» **SELECTION**:
__________

Steamhammer, also known as Reflection, was the debut album by the British rock band Steamhammer, issued in March 1969. Steamhammer was American blues guitarist Freddy King's backing band whenever he toured England. The musicians in the band were Martin Quittenton (guitar), Kieran White (vocals, guitar, harmonica), Martin Pugh (guitar), Steve Davy (bass), and Michael Rushton (drums). The album includes classic blues numbers by B.B. King ("You'll Never Know") and Eddie Boyd ("Twenty-four Hours"), as well as compositions by band members White, Quittenton, and Pugh. The session musicians Harold McNair (flute) and Pete Sears (piano) also appear on the album.

The song "Junior's Wailing" was recorded by Status Quo on their album Ma Kelly's Greasy Spoon in 1970.

__________

Could you turn the paragraph of the Steamhammer text that begins "Steamhammer, also known as Reflection" into a short bulleted list that keeps its main facts?

__________

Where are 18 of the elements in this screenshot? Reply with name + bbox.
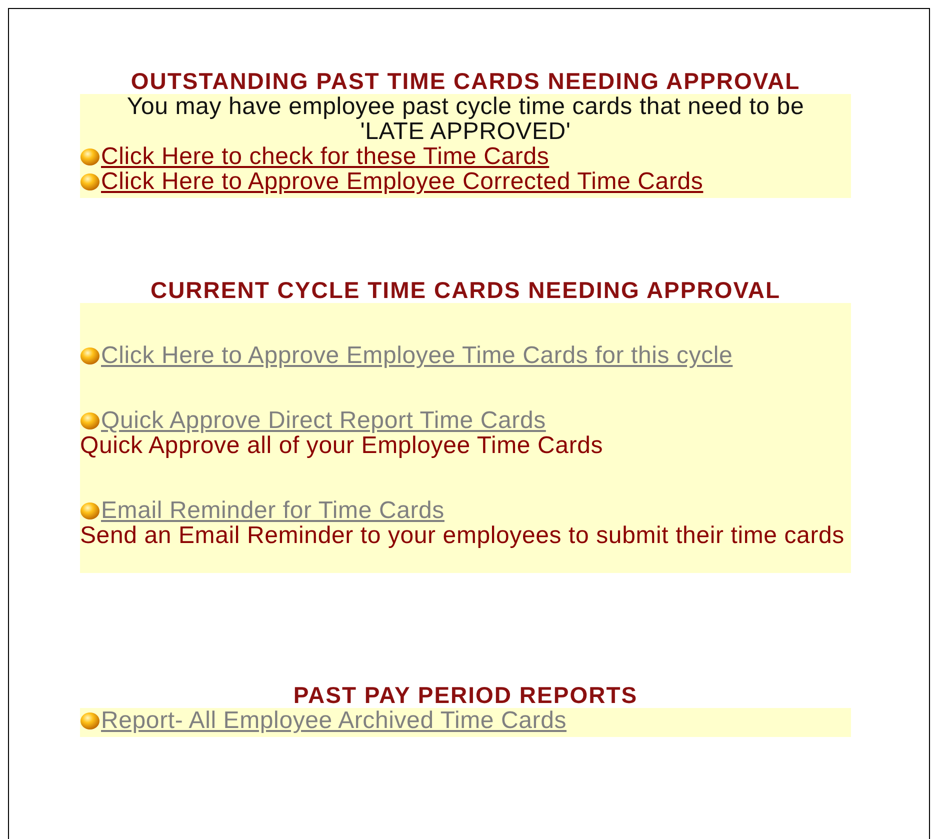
link[interactable]: Email Reminder for Time Cards (101, 498, 444, 523)
bullet-icon (80, 172, 100, 190)
link-description: Quick Approve all of your Employee Time Cards (80, 433, 604, 458)
link[interactable]: Quick Approve Direct Report Time Cards (101, 408, 546, 433)
link[interactable]: Click Here to Approve Employee Time Cards for this cycle (101, 343, 733, 368)
section-heading: OUTSTANDING PAST TIME CARDS NEEDING APPROVAL (130, 69, 802, 94)
link[interactable]: Report- All Employee Archived Time Cards (101, 708, 567, 733)
notice-text: You may have employee past cycle time cards that need to be 'LATE APPROVED' (126, 94, 806, 144)
section-heading: PAST PAY PERIOD REPORTS (292, 683, 639, 708)
link[interactable]: Click Here to check for these Time Cards (101, 144, 550, 169)
bullet-icon (80, 502, 100, 520)
link-description: Send an Email Reminder to your employees to submit their time cards (80, 523, 846, 548)
bullet-icon (80, 712, 100, 730)
bullet-icon (80, 148, 100, 166)
bullet-icon (80, 346, 100, 364)
link[interactable]: Click Here to Approve Employee Corrected Time Cards (101, 169, 704, 194)
bullet-icon (80, 412, 100, 430)
section-heading: CURRENT CYCLE TIME CARDS NEEDING APPROVAL (149, 278, 782, 303)
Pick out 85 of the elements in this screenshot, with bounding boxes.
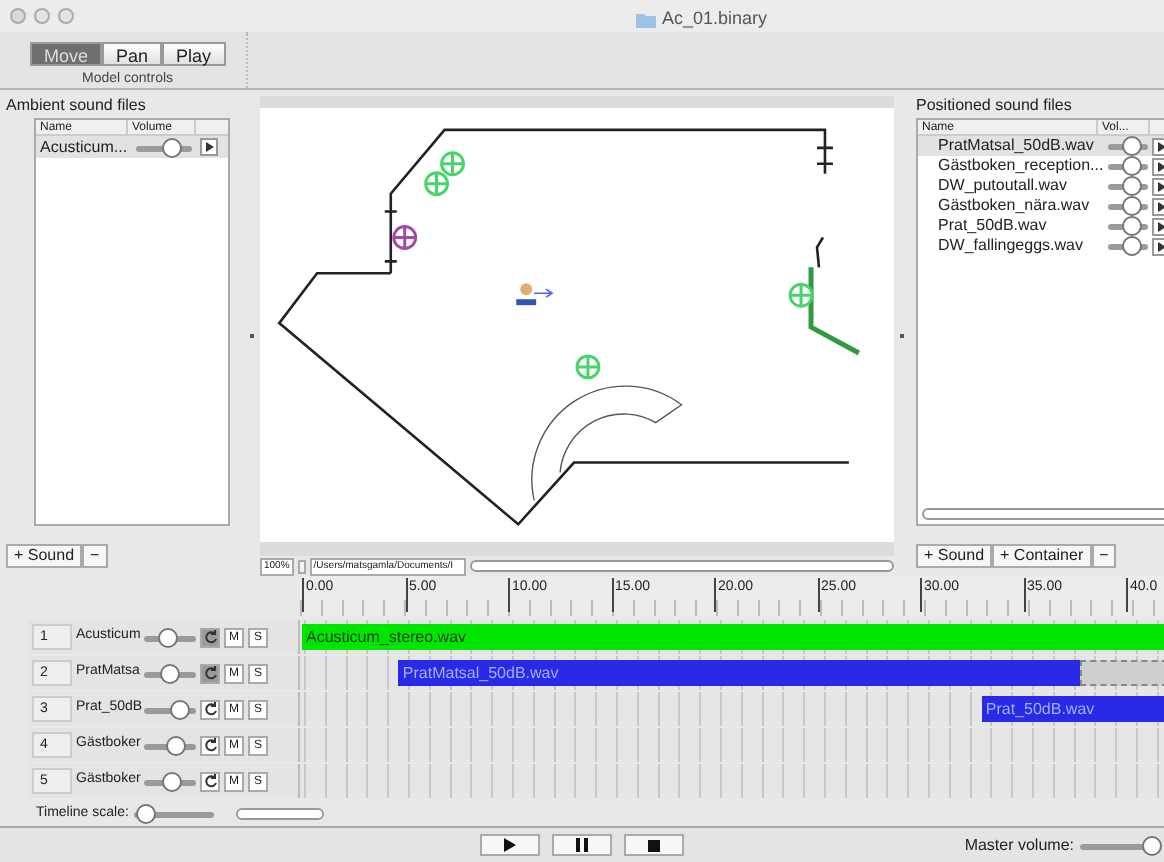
list-button[interactable]: −: [1091, 544, 1117, 568]
horizontal-scrollbar[interactable]: [922, 508, 1164, 520]
volume-slider[interactable]: [144, 771, 196, 791]
pause-button[interactable]: [552, 834, 612, 856]
volume-slider[interactable]: [144, 663, 196, 683]
volume-slider[interactable]: [1108, 196, 1148, 216]
sound-name: PratMatsal_50dB.wav: [938, 134, 1096, 158]
sound-name: DW_fallingeggs.wav: [938, 234, 1085, 258]
horizontal-scrollbar[interactable]: [236, 808, 325, 820]
slider-thumb[interactable]: [1122, 216, 1142, 236]
volume-slider[interactable]: [144, 627, 196, 647]
audio-clip[interactable]: Acusticum_stereo.wav: [302, 624, 1164, 650]
stop-button[interactable]: [624, 834, 684, 856]
volume-slider[interactable]: [1108, 216, 1148, 236]
list-button[interactable]: −: [82, 544, 108, 568]
loop-icon: [203, 738, 217, 752]
list-row[interactable]: DW_putoutall.wav: [918, 176, 1164, 196]
window-title: Ac_01.binary: [662, 6, 768, 32]
slider-thumb[interactable]: [1122, 176, 1142, 196]
audio-clip[interactable]: Prat_50dB.wav: [981, 696, 1164, 722]
sound-name: Gästboken_nära.wav: [938, 194, 1092, 218]
list-row[interactable]: Acusticum...: [36, 136, 228, 158]
list-row[interactable]: Gästboken_nära.wav: [918, 196, 1164, 216]
horizontal-scrollbar[interactable]: [469, 560, 894, 572]
mode-tab[interactable]: Move: [30, 42, 103, 66]
list-button[interactable]: + Container: [992, 544, 1092, 568]
loop-button[interactable]: [200, 699, 220, 719]
splitter-handle[interactable]: [900, 334, 904, 338]
loop-button[interactable]: [200, 735, 220, 755]
volume-slider[interactable]: [1108, 156, 1148, 176]
audio-clip[interactable]: PratMatsal_50dB.wav: [398, 660, 1081, 686]
loop-button[interactable]: [200, 771, 220, 791]
volume-slider[interactable]: [144, 735, 196, 755]
folder-icon: [636, 11, 656, 28]
slider-thumb[interactable]: [1122, 136, 1142, 156]
listener-icon[interactable]: [516, 283, 554, 306]
play-button[interactable]: [480, 834, 540, 856]
slider-thumb[interactable]: [1142, 836, 1162, 856]
panel-title: Positioned sound files: [916, 96, 1074, 116]
volume-slider[interactable]: [134, 804, 215, 824]
slider-thumb[interactable]: [1122, 236, 1142, 256]
loop-icon: [203, 702, 217, 716]
wall-line: [808, 267, 860, 356]
volume-slider[interactable]: [1080, 836, 1160, 856]
play-icon: [504, 838, 516, 852]
list-button[interactable]: + Sound: [6, 544, 83, 568]
sound-source-icon[interactable]: [392, 224, 418, 250]
slider-thumb[interactable]: [157, 627, 178, 647]
slider-thumb[interactable]: [1122, 196, 1142, 216]
loop-icon: [203, 630, 217, 644]
play-icon: [204, 142, 214, 152]
sound-name: Acusticum...: [40, 135, 128, 159]
slider-thumb[interactable]: [165, 735, 186, 755]
stop-icon: [648, 839, 660, 851]
splitter-handle[interactable]: [250, 334, 254, 338]
sound-name: DW_putoutall.wav: [938, 174, 1069, 198]
slider-thumb[interactable]: [1122, 156, 1142, 176]
loop-button[interactable]: [200, 627, 220, 647]
pause-icon: [576, 838, 588, 852]
master-volume-label: Master volume:: [964, 834, 1074, 858]
volume-slider[interactable]: [136, 137, 192, 157]
slider-thumb[interactable]: [162, 771, 183, 791]
sound-name: Prat_50dB.wav: [938, 214, 1049, 238]
list-button[interactable]: + Sound: [916, 544, 993, 568]
play-button[interactable]: [200, 138, 218, 156]
panel-title: Ambient sound files: [6, 96, 148, 116]
loop-button[interactable]: [200, 663, 220, 683]
loop-icon: [203, 774, 217, 788]
sound-name: Gästboken_reception...: [938, 154, 1098, 178]
list-row[interactable]: Gästboken_reception...: [918, 156, 1164, 176]
volume-slider[interactable]: [1108, 236, 1148, 256]
volume-slider[interactable]: [1108, 176, 1148, 196]
slider-thumb[interactable]: [136, 804, 157, 824]
slider-thumb[interactable]: [170, 699, 191, 719]
slider-thumb[interactable]: [162, 137, 183, 157]
list-row[interactable]: DW_fallingeggs.wav: [918, 236, 1164, 256]
loop-icon: [203, 666, 217, 680]
volume-slider[interactable]: [1108, 136, 1148, 156]
mode-tab[interactable]: Pan: [102, 42, 163, 66]
slider-thumb[interactable]: [160, 663, 180, 683]
volume-slider[interactable]: [144, 699, 196, 719]
mode-tab[interactable]: Play: [162, 42, 226, 66]
list-row[interactable]: Prat_50dB.wav: [918, 216, 1164, 236]
list-row[interactable]: PratMatsal_50dB.wav: [918, 136, 1164, 156]
sound-source-icon[interactable]: [788, 282, 814, 308]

__________

» **REPLY TO THE TASK**:
- *Steamhammer* (also called *Reflection*) was the debut album of the British rock band Steamhammer, released in March 1969.
- The band backed American blues guitarist Freddy King on his tours of England.
- Members: Martin Quittenton (guitar), Kieran White (vocals, guitar, harmonica), Martin Pugh (guitar), Steve Davy (bass), Michael Rushton (drums).
- Songs: blues classics by B.B. King ("You'll Never Know") and Eddie Boyd ("Twenty-four Hours"), plus originals by White, Quittenton and Pugh.
- Guest session players: Harold McNair (flute) and Pete Sears (piano).